* _The request_: Take each line containing "have" and report it exactly as written.
** Start of Supplied information **
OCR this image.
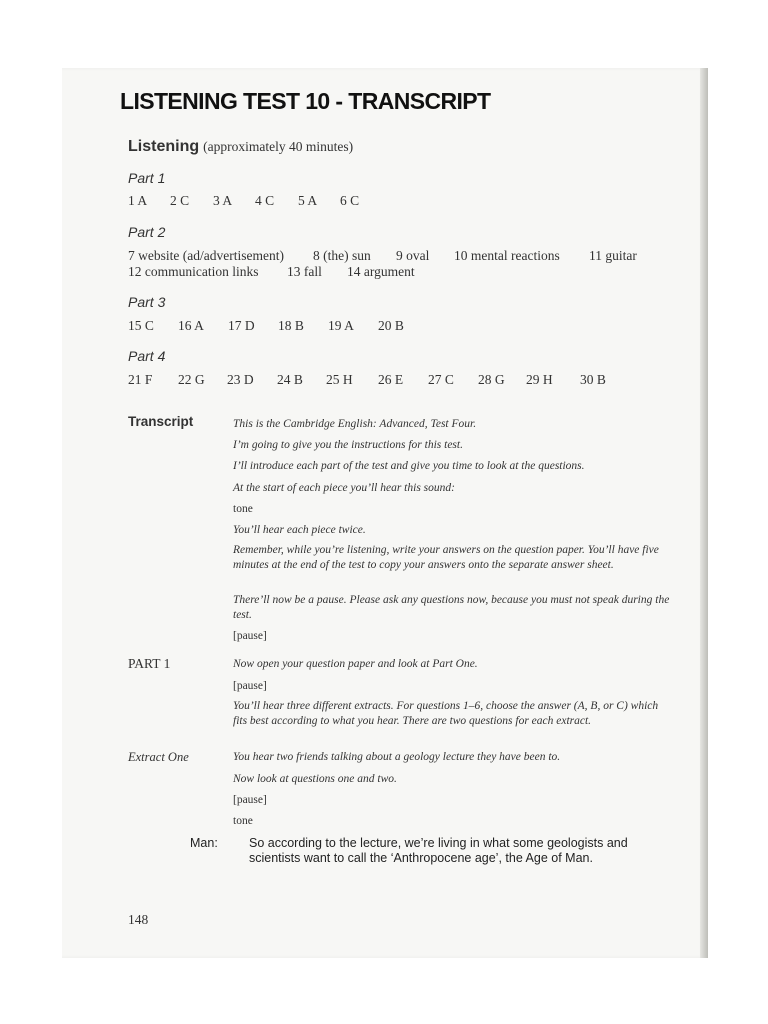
LISTENING TEST 10 - TRANSCRIPT

Listening (approximately 40 minutes)

Part 1

1 A 2 C 3 A 4 C 5 A 6 C

Part 2

7 website (ad/advertisement) 8 (the) sun 9 oval 10 mental reactions 11 guitar
12 communication links 13 fall 14 argument

Part 3

15 C 16 A 17 D 18 B 19 A 20 B

Part 4

21 F 22 G 23 D 24 B 25 H 26 E 27 C 28 G 29 H 30 B

Transcript	This is the Cambridge English: Advanced, Test Four.

I’m going to give you the instructions for this test.

I’ll introduce each part of the test and give you time to look at the questions.

At the start of each piece you’ll hear this sound:

tone

You’ll hear each piece twice.

Remember, while you’re listening, write your answers on the question paper. You’ll have five minutes at the end of the test to copy your answers onto the separate answer sheet.

There’ll now be a pause. Please ask any questions now, because you must not speak during the test.

[pause]

PART 1	Now open your question paper and look at Part One.

[pause]

You’ll hear three different extracts. For questions 1–6, choose the answer (A, B, or C) which fits best according to what you hear. There are two questions for each extract.

Extract One	You hear two friends talking about a geology lecture they have been to.

Now look at questions one and two.

[pause]

tone

Man: So according to the lecture, we’re living in what some geologists and scientists want to call the ‘Anthropocene age’, the Age of Man.

148
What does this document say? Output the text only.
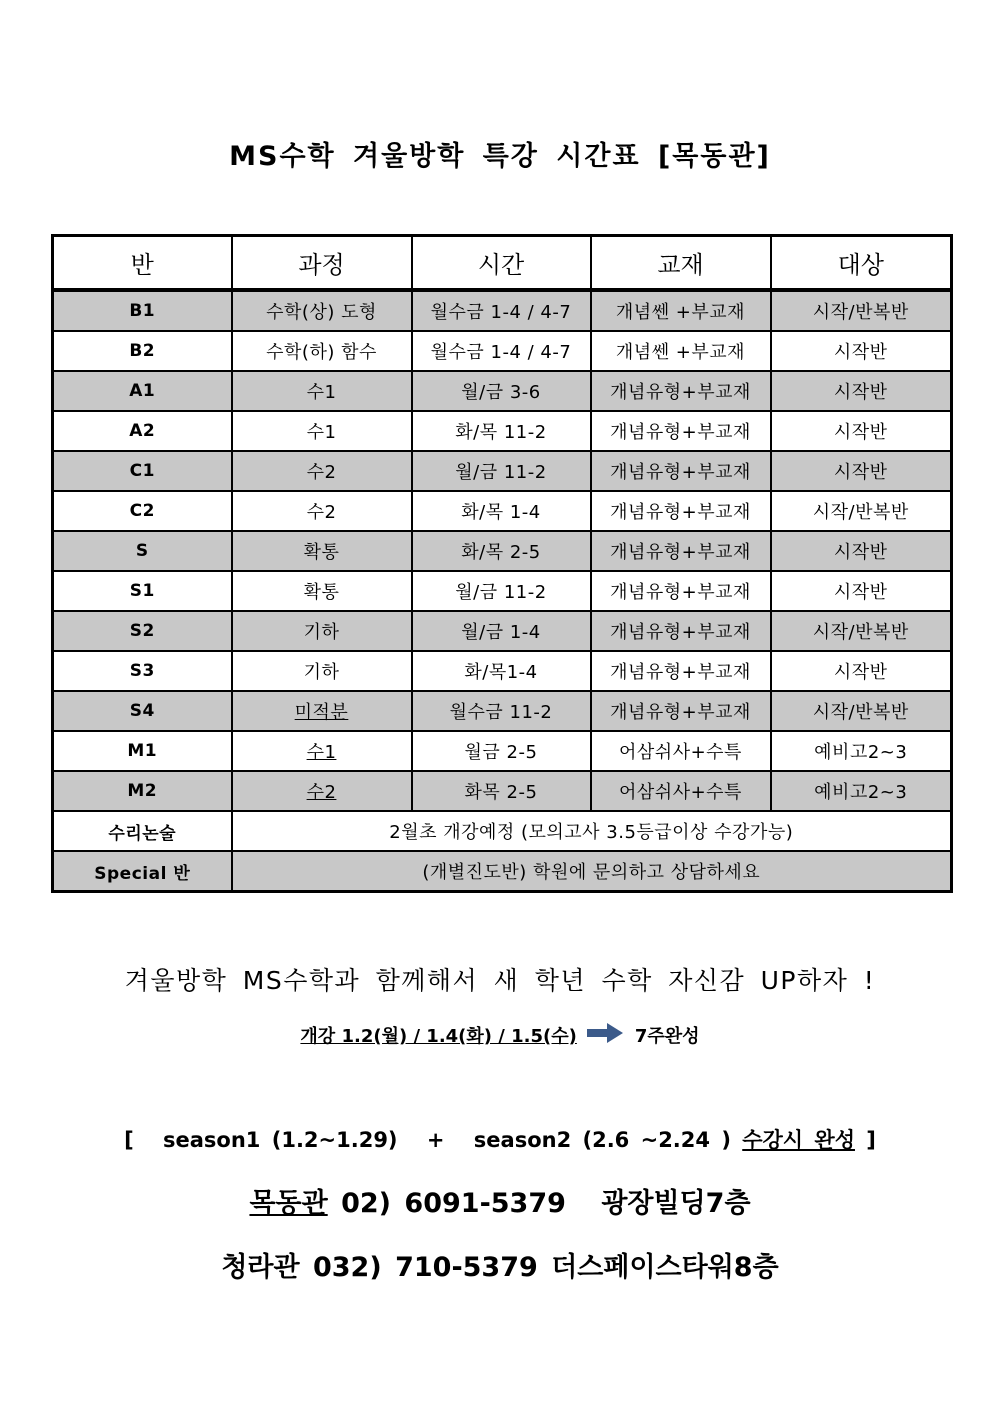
MS수학 겨울방학 특강 시간표 [목동관]
반	과정	시간	교재	대상
B1	수학(상) 도형	월수금 1-4 / 4-7	개념쎈 +부교재	시작/반복반
B2	수학(하) 함수	월수금 1-4 / 4-7	개념쎈 +부교재	시작반
A1	수1	월/금 3-6	개념유형+부교재	시작반
A2	수1	화/목 11-2	개념유형+부교재	시작반
C1	수2	월/금 11-2	개념유형+부교재	시작반
C2	수2	화/목 1-4	개념유형+부교재	시작/반복반
S	확통	화/목 2-5	개념유형+부교재	시작반
S1	확통	월/금 11-2	개념유형+부교재	시작반
S2	기하	월/금 1-4	개념유형+부교재	시작/반복반
S3	기하	화/목1-4	개념유형+부교재	시작반
S4	미적분	월수금 11-2	개념유형+부교재	시작/반복반
M1	수1	월금 2-5	어삼쉬사+수특	예비고2~3
M2	수2	화목 2-5	어삼쉬사+수특	예비고2~3
수리논술	2월초 개강예정 (모의고사 3.5등급이상 수강가능)			
Special 반	(개별진도반) 학원에 문의하고 상담하세요			
겨울방학 MS수학과 함께해서 새 학년 수학 자신감 UP하자 !
개강 1.2(월) / 1.4(화) / 1.5(수)	7주완성
[ season1 (1.2~1.29) + season2 (2.6 ~2.24 ) 수강시 완성 ]
목동관 02) 6091-5379 광장빌딩7층
청라관 032) 710-5379 더스페이스타워8층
** End of Supplied information **
* _The output_:
Remember, while you’re listening, write your answers on the question paper. You’ll have five minutes at the end of the test to copy your answers onto the separate answer sheet.
Extract One	You hear two friends talking about a geology lecture they have been to.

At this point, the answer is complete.